_Given text_:
start

Firstly, apologies to my Danish and non-UK readers, as you probably won’t have a clue who Motor-Mouth Moyles is, but rest assured this guy played an integral part in my journey to becoming a photographer. And in 2010 I actually got the chance to tell him. Well, actually I kinda got in a bit of a flap with my words and mumbled some bollocks that hopefully he understood, but I’ll get to that bit in a mo.
The backstory of the BBC Radio 1 DJ isn’t relevant to the story, but I started listening to his Drivetime show on the way home from Buxton College in 1998, and it was great. The bus driver would stick the radio on for the 90 minute drive home and my cousin and I would just sit there listening to the programme and laughing our heads off all the way home. And back then the music was alright, too: a bit of early Eminem here, followed by tracks from Oasis’ Be Here Now there.
Fast forward to 2004 and Chris and his team had been promoted to the Early Morning Breakfast Show, and the self-styled ‘Saviour of Radio One’ was attracting regular listeners of up to 6 million every day. Of course, his controversial style and often rude put-downs brought a lot of criticism his way, including the regulator OFCOM, but the early-morning energy and ridiculously funny games, song parodies and general banter were enough to make me want to crawl out of bed in the morning. Which is why I was over the moon when my employer, the internet bank Egg, gave us all an egg-shaped pocket radio to listen to to get through the mundane jobs.

end

_Jobs_:
a - According to the Chris Moyles piece, why was the author over the moon to receive an egg-shaped pocket radio from Egg?
b - From the Chris Moyles piece, reproduce verbatim the part that opens with the words containing "Firstly, apologies to" and closes with "Here Now there.".

Layout rows
start

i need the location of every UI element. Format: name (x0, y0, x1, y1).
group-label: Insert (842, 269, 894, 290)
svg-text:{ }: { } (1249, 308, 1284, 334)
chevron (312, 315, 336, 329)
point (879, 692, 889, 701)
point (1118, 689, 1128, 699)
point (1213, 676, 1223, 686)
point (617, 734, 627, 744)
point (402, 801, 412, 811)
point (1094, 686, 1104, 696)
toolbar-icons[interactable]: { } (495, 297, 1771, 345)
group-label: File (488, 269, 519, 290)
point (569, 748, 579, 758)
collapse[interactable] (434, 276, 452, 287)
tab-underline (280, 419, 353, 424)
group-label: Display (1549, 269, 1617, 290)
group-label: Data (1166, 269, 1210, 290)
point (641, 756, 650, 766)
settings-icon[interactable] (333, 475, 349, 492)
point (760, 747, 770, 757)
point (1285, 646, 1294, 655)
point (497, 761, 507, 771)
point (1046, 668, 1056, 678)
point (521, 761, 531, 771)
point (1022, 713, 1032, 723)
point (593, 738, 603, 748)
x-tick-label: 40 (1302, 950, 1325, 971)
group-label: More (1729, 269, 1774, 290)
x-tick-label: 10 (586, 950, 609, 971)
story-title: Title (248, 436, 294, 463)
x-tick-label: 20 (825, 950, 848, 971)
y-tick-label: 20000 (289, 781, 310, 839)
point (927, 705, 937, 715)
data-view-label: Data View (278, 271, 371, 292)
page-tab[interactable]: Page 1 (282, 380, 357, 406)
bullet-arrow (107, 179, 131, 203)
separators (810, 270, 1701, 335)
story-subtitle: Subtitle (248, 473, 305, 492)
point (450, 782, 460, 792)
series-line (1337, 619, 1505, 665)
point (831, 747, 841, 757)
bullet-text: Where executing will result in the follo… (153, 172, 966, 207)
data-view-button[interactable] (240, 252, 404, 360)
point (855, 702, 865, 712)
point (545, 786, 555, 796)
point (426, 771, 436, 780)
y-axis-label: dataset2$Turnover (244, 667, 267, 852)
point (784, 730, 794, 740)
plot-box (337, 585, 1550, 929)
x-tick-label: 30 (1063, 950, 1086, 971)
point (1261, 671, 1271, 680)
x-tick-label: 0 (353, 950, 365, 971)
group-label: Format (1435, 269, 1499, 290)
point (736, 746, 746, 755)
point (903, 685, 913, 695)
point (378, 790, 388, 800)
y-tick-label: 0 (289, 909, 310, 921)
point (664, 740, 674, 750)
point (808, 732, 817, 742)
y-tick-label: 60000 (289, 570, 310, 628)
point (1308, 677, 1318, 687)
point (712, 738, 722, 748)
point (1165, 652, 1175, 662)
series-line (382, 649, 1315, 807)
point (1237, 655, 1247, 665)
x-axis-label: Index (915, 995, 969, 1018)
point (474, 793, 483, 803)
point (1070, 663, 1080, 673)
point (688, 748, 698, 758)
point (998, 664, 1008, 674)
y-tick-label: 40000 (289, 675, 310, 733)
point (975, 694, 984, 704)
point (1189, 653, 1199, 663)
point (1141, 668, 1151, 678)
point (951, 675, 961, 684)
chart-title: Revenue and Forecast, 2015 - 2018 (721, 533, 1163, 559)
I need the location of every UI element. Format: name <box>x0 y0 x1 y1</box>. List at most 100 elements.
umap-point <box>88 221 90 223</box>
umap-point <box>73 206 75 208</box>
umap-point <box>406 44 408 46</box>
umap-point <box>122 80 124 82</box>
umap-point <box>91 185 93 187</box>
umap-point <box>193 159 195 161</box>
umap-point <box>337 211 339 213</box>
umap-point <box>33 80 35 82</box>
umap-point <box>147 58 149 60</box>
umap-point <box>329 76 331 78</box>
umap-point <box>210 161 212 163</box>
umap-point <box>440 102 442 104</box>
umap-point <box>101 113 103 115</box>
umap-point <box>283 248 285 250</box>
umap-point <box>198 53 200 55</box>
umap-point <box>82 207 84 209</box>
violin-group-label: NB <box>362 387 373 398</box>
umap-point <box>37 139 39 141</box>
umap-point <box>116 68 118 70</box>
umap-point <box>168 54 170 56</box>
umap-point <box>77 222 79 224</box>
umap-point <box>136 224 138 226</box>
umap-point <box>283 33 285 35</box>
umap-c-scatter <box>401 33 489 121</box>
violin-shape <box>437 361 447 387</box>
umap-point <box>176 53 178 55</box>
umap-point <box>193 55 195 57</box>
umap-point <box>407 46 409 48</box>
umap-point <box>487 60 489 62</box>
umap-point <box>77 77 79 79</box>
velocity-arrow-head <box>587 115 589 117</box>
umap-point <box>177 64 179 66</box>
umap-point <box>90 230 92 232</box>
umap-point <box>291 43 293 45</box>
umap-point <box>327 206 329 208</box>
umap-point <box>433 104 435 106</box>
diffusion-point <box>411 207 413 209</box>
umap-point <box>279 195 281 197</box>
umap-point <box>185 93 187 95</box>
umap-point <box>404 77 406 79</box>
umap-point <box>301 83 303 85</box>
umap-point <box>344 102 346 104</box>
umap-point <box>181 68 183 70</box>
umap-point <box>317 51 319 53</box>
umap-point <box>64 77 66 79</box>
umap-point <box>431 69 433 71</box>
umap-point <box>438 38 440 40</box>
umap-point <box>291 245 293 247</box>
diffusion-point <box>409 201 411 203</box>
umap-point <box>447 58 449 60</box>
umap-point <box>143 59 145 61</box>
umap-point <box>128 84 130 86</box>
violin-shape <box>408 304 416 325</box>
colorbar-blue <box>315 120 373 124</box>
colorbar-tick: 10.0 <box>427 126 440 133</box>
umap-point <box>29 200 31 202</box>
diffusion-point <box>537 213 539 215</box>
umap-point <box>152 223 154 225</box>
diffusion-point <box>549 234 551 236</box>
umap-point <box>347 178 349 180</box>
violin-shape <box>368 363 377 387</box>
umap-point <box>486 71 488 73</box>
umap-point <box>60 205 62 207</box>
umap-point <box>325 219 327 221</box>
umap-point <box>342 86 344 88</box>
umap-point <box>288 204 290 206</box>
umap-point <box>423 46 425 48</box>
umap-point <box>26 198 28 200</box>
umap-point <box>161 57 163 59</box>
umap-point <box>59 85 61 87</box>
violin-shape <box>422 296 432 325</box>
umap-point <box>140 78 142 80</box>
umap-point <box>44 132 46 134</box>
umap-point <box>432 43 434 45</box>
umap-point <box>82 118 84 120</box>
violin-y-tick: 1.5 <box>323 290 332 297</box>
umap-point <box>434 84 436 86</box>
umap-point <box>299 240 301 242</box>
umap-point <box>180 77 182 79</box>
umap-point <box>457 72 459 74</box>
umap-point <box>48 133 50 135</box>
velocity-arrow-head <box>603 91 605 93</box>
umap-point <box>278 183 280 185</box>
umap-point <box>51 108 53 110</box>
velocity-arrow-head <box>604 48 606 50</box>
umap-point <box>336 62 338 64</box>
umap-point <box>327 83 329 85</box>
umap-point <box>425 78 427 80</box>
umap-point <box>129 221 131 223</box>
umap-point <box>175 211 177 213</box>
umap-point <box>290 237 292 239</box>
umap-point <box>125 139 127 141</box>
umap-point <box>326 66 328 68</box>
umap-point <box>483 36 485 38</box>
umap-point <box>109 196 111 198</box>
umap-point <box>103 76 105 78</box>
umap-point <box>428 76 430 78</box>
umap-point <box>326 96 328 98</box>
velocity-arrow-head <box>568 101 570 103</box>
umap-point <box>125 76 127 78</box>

end

_Final results_:
a - The show's early-morning energy, ridiculously funny games, song parodies and general banter were enough to make the author want to crawl out of bed in the morning. The radio made it possible to listen to the show to get through the mundane jobs at work.

b -
Firstly, apologies to my Danish and non-UK readers, as you probably won’t have a clue who Motor-Mouth Moyles is, but rest assured this guy played an integral part in my journey to becoming a photographer. And in 2010 I actually got the chance to tell him. Well, actually I kinda got in a bit of a flap with my words and mumbled some bollocks that hopefully he understood, but I’ll get to that bit in a mo.
The backstory of the BBC Radio 1 DJ isn’t relevant to the story, but I started listening to his Drivetime show on the way home from Buxton College in 1998, and it was great. The bus driver would stick the radio on for the 90 minute drive home and my cousin and I would just sit there listening to the programme and laughing our heads off all the way home. And back then the music was alright, too: a bit of early Eminem here, followed by tracks from Oasis’ Be Here Now there.